━━━ TEKS SUMBER

Harta kekayaan kami yang amat melimpah itu sampai-sampai membuat orang tua kami kadangkala risau seandainya kami sekeluarga (tiba-tiba) meninggal sehingga tidak ada yang mengurus harta yang sedemikian banyaknya itu. Untuk itu kami sekeluarga tidak pernah melakukan perjalanan dengan pesawat secara bersama-sama. Andai kami sekeluarga akan melakukan liburan pada saat dan tempat yang sama, maka biasanya kami dibagi menjadi 2 atau 3 penerbangan, papa dan mama satu pesawat, dan kami sisanya juga dibagi 2 penerbangan yang lain. Sehingga apabila terjadi sesuatu musibah, maka akan tetap ada bagian keluarga kami yang masih selamat, dan tetap bisa mengurus bisnis dan kekayaan kami. Aku sengaja cerita panjang lebar tentang latar belakang keluarga kami, sebab ini akan berhubungan sekali secara emosi dengan kisah aku selanjutnya.

━━━━━━

- **TUGAS**:
1. Jawab pertanyaan berikut berdasarkan teks tentang harta keluarga di atas.
(a) Apa yang kadang membuat orang tua risau?
(b) Saat sekeluarga berlibur pada waktu dan tempat yang sama, menjadi berapa penerbangan mereka biasanya dibagi?
(c) Mengapa latar belakang keluarga diceritakan panjang lebar?
2. Lanjutkan teks tentang harta keluarga ini mulai setelah kalimat terakhirnya.

━━━ CUPLIKAN DATA

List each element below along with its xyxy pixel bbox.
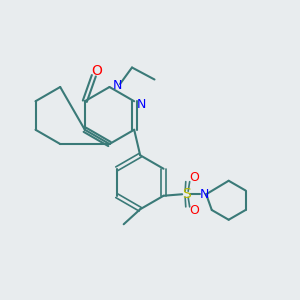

━━━━━━

- **JAWABAN TUGAS**:
1.
(a) Mereka risau jika seluruh keluarga tiba-tiba meninggal sehingga tidak ada yang mengurus harta yang begitu banyak.
(b) Biasanya mereka dibagi menjadi 2 atau 3 penerbangan. Papa dan mama naik satu pesawat, sementara anggota keluarga lainnya dibagi ke 2 penerbangan lain.
(c) Latar belakang itu sangat berhubungan secara emosi dengan kisah selanjutnya.

2.
Papa kami lahir dan dibesarkan di pulau ini, selepas sekolah menengah atas beliau melanjutkan sekolah bisnis di negeri H, sehingga begitu kembali ke negeri ini, beliau manjadi business man yang amat handal, dan mempunyai banyak teman-teman bisnis di berbagai negara. Papa sebenarnya orang yang rendah hati, pendiam, bicaranya terukur dan seperlunya, jarang marah pada anak-anaknya. Sedangkan mama, sebenarnya berasal dari pulau lain, dia dulu pernah bekerja pada perusahaan kakek kami (orang tua dari papa), sebelum akhirnya bertemu papa dan menikah. Mama orangnya keras, pintar, lincah, banyak pergaulan, sehingga kadang kami berpikir, papa seperti takluk pada mama. Banyak kebijakan perusahaan yang berasal dari ide mama, dan memang selalu sukses. Papa dan mama memang pasangan yang serasi, saling mengisi kekurangan.
Masa kecil aku lalui dengan penuh kebahagiaan, dan sejak SD sampai SMA aku disekolahkan disebuah sekolah swasta terkemuka di kota kami, yang siswanya banyak berasal dari anak-anak pejabat, bupati, gubernur, dll. Aku berbaur dengan siapapun tanpa memandang golongan, agama dan ras. Kadang aku diundang untuk mampir bermain ke rumah mereka (anak bupati, gubernur) sepulang sekolah, sehingga aku mengenal lebih dekat dengan keluarga mereka. Ini pula yang kelak bermanfaat buat perusahaan keluarga aku.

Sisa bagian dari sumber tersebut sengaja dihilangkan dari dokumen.